___ Data for processing ___
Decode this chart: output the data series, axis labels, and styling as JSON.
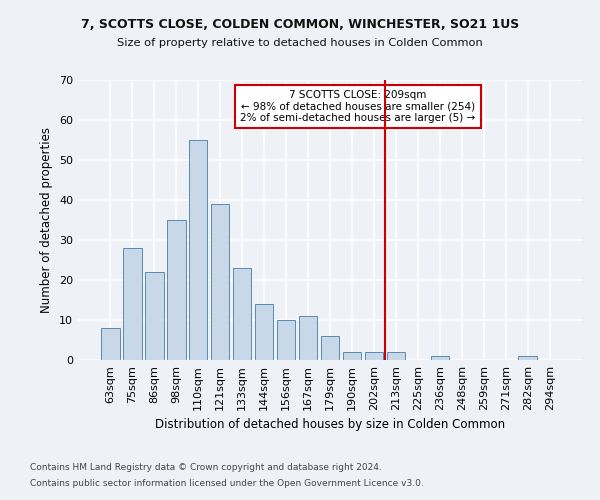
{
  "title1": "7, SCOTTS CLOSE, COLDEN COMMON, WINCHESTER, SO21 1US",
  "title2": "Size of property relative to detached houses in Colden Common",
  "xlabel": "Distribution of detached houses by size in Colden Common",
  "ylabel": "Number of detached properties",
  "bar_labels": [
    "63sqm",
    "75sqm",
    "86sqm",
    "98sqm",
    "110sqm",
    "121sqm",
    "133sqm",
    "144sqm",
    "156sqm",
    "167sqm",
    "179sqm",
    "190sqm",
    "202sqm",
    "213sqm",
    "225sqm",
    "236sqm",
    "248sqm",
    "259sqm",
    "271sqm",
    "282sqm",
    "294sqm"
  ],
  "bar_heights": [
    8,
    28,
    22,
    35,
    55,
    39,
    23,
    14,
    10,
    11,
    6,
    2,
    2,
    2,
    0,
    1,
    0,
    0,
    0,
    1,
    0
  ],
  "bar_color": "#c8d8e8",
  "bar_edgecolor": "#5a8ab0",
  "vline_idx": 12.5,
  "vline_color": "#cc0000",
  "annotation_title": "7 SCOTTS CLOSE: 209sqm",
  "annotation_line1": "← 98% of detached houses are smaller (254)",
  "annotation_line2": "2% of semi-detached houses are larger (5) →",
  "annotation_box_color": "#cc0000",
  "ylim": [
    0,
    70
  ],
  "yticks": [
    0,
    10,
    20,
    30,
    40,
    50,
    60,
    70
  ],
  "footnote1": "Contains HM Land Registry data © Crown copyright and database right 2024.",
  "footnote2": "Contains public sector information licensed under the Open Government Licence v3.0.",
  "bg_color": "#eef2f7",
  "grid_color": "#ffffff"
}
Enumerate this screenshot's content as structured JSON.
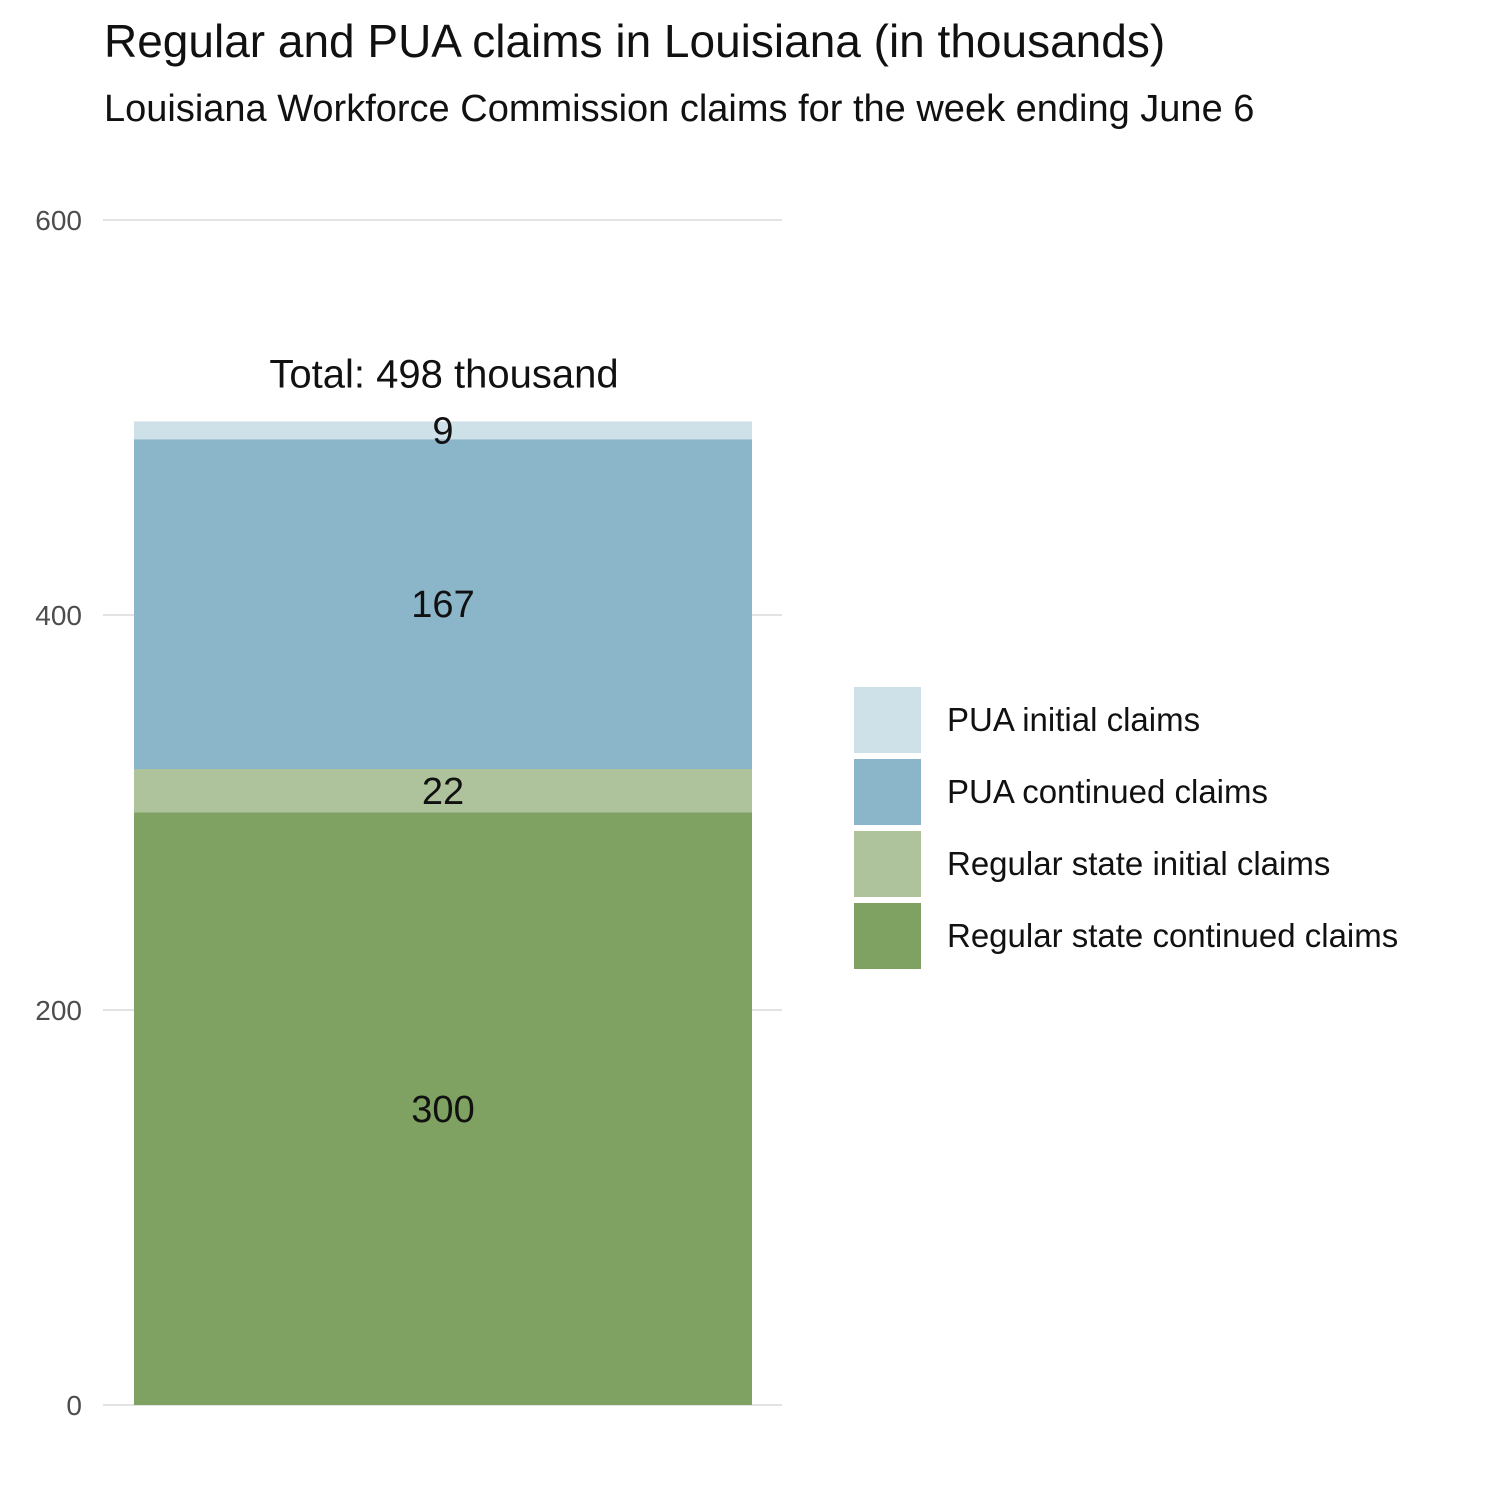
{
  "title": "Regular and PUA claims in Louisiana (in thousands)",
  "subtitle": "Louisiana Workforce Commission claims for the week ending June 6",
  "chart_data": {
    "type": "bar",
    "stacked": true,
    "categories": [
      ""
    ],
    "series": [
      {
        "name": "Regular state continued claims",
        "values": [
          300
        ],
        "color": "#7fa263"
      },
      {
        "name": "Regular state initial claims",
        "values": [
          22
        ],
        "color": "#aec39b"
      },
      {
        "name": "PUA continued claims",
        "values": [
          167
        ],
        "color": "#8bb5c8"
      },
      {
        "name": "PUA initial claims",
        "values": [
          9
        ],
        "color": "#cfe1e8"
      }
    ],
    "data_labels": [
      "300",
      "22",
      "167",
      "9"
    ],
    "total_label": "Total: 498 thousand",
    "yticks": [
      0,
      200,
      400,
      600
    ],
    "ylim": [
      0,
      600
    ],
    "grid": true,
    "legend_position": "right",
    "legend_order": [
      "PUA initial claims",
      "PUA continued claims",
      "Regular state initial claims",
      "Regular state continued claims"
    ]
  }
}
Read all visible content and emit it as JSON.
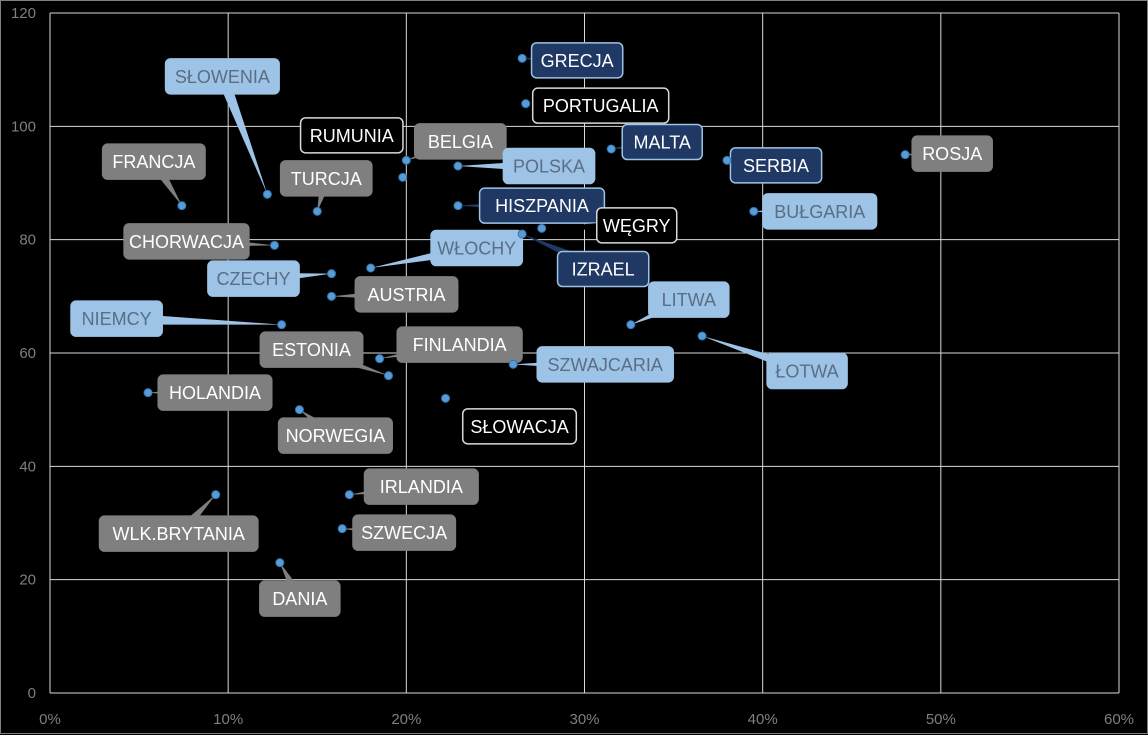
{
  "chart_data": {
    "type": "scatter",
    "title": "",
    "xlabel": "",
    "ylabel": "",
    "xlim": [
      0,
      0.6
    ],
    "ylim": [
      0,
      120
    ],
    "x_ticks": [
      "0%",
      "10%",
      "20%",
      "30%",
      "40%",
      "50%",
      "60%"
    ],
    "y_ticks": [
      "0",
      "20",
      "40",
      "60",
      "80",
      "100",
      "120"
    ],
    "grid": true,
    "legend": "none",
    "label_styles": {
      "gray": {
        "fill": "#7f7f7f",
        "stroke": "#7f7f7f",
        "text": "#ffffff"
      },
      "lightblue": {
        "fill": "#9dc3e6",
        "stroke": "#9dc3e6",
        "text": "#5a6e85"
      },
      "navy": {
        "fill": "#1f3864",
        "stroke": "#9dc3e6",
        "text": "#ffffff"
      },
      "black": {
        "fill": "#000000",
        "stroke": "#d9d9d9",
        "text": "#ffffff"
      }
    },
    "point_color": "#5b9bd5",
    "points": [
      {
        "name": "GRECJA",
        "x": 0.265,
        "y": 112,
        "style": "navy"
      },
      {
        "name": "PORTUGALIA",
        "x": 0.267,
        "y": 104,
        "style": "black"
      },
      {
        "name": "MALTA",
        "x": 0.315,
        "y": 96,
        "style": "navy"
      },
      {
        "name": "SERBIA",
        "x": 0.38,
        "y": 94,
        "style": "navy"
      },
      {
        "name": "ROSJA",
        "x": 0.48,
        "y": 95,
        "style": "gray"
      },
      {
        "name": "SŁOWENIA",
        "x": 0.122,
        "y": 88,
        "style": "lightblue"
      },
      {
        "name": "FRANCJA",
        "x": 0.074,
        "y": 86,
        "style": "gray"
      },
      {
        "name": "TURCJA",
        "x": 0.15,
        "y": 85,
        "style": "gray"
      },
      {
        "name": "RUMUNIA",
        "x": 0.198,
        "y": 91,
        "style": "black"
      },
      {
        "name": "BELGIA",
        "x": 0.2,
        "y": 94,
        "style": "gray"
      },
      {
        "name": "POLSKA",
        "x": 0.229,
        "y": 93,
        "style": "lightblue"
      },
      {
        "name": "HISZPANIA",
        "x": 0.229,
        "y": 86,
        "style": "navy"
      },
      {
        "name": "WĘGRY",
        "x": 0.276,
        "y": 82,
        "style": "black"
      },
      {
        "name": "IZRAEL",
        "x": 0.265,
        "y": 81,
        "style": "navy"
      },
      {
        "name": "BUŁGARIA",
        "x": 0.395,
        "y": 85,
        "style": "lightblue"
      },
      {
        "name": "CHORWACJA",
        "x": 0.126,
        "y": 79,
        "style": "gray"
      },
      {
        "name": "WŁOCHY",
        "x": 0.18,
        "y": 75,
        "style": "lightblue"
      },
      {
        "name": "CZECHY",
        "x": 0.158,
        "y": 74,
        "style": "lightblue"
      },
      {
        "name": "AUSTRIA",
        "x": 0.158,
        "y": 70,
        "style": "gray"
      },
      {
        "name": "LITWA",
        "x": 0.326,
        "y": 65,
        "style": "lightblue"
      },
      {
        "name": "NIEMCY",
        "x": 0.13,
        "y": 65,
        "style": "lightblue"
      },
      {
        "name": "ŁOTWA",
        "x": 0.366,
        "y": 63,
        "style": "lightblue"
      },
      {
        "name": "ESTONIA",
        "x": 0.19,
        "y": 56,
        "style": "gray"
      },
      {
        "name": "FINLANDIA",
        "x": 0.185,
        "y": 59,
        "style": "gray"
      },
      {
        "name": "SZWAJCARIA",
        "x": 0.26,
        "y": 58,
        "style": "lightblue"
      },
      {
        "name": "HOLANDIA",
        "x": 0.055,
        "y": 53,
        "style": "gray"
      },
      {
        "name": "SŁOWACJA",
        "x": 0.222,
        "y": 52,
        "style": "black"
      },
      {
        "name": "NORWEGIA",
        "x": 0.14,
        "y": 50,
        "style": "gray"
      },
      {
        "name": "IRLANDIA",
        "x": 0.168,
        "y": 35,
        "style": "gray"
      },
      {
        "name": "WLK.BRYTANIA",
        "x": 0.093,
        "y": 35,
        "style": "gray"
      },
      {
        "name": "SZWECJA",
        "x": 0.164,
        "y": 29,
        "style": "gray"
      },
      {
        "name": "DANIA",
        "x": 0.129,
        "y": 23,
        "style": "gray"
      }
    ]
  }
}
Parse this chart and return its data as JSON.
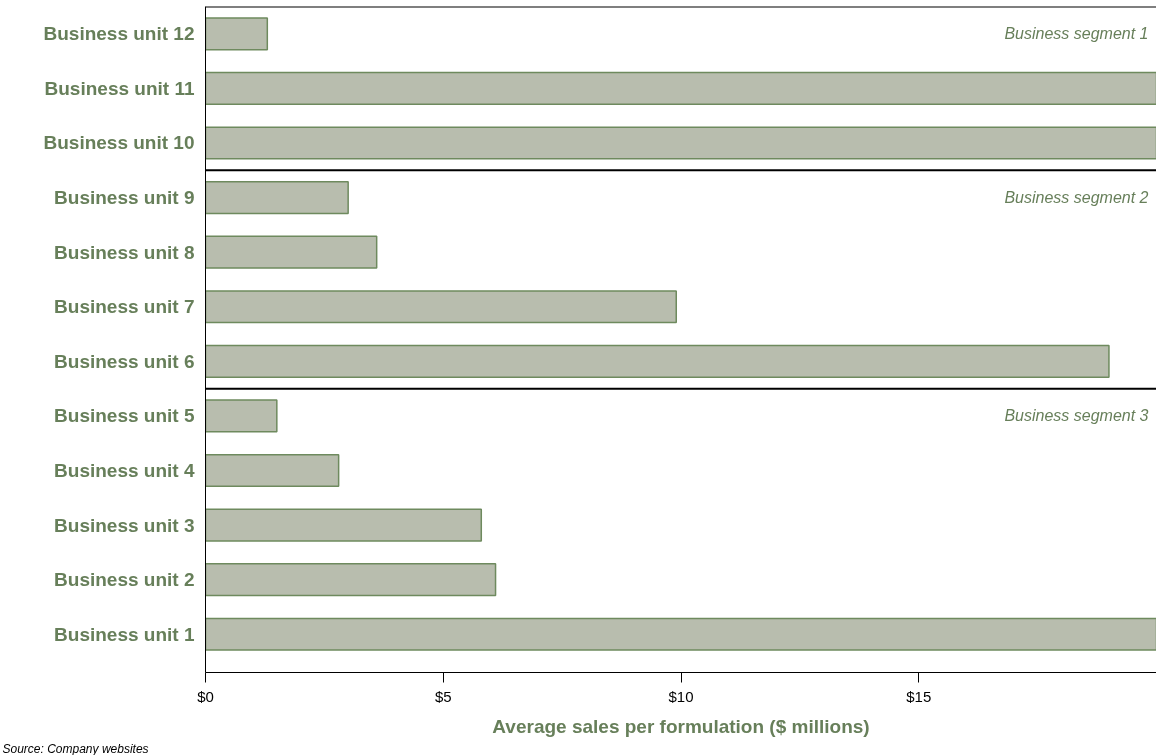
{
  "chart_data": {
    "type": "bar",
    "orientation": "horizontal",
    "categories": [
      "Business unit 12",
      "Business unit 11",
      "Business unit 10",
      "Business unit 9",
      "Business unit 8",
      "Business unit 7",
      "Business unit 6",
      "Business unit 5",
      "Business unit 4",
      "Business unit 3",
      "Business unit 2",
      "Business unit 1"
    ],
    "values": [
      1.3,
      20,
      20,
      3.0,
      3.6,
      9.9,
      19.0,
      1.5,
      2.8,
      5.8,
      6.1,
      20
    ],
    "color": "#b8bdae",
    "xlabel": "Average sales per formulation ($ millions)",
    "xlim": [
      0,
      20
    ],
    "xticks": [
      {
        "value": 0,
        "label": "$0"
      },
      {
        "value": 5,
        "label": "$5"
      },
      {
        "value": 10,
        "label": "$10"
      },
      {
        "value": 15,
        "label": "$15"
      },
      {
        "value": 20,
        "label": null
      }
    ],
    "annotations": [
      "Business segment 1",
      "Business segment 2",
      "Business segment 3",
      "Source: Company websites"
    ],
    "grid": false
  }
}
___
→ Exercise task
Report all lines of the material that contain the word "content".

→ Output of the exercise
Enumerate this screenshot's content as structured JSON.
Read all visible content and emit it as JSON.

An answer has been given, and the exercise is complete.